- AIM OF THE TASK
Scan the records for the string "have"; copy each line where it occurs.

--- START ---

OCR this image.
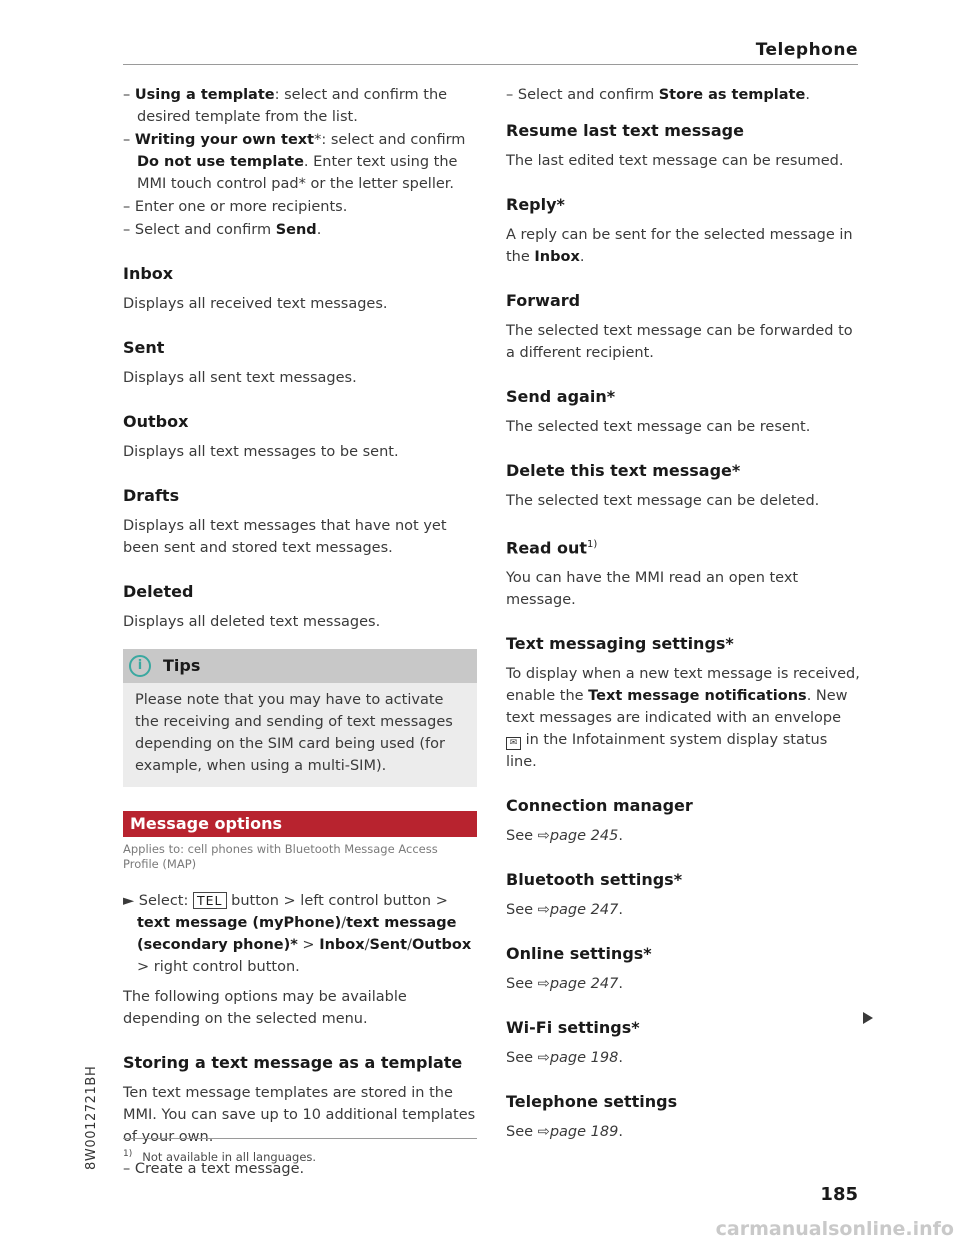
Telephone

– Using a template: select and confirm the desired template from the list.

– Writing your own text*: select and confirm Do not use template. Enter text using the MMI touch control pad* or the letter speller.

– Enter one or more recipients.

– Select and confirm Send.

Inbox

Displays all received text messages.

Sent

Displays all sent text messages.

Outbox

Displays all text messages to be sent.

Drafts

Displays all text messages that have not yet been sent and stored text messages.

Deleted

Displays all deleted text messages.

i	Tips
Please note that you may have to activate the receiving and sending of text messages depending on the SIM card being used (for example, when using a multi-SIM).
Message options
Applies to: cell phones with Bluetooth Message Access Profile (MAP)

► Select: TEL button > left control button > text message (myPhone)/text message (secondary phone)* > Inbox/Sent/Outbox > right control button.

The following options may be available depending on the selected menu.

Storing a text message as a template

Ten text message templates are stored in the MMI. You can save up to 10 additional templates of your own.

– Create a text message.

$^{1)}$ Not available in all languages.

– Select and confirm Store as template.

Resume last text message

The last edited text message can be resumed.

Reply*

A reply can be sent for the selected message in the Inbox.

Forward

The selected text message can be forwarded to a different recipient.

Send again*

The selected text message can be resent.

Delete this text message*

The selected text message can be deleted.

Read out$^{1)}$

You can have the MMI read an open text message.

Text messaging settings*

To display when a new text message is received, enable the Text message notifications. New text messages are indicated with an envelope ✉ in the Infotainment system display status line.

Connection manager

See ⇨page 245.

Bluetooth settings*

See ⇨page 247.

Online settings*

See ⇨page 247.

Wi-Fi settings*

See ⇨page 198.

Telephone settings

See ⇨page 189.

8W0012721BH
185
carmanualsonline.info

--- END ---

- ANSWER TO THE EXERCISE
Displays all text messages that have not yet been sent and stored text messages.
Please note that you may have to activate the receiving and sending of text messages depending on the SIM card being used (for example, when using a multi-SIM).
You can have the MMI read an open text message.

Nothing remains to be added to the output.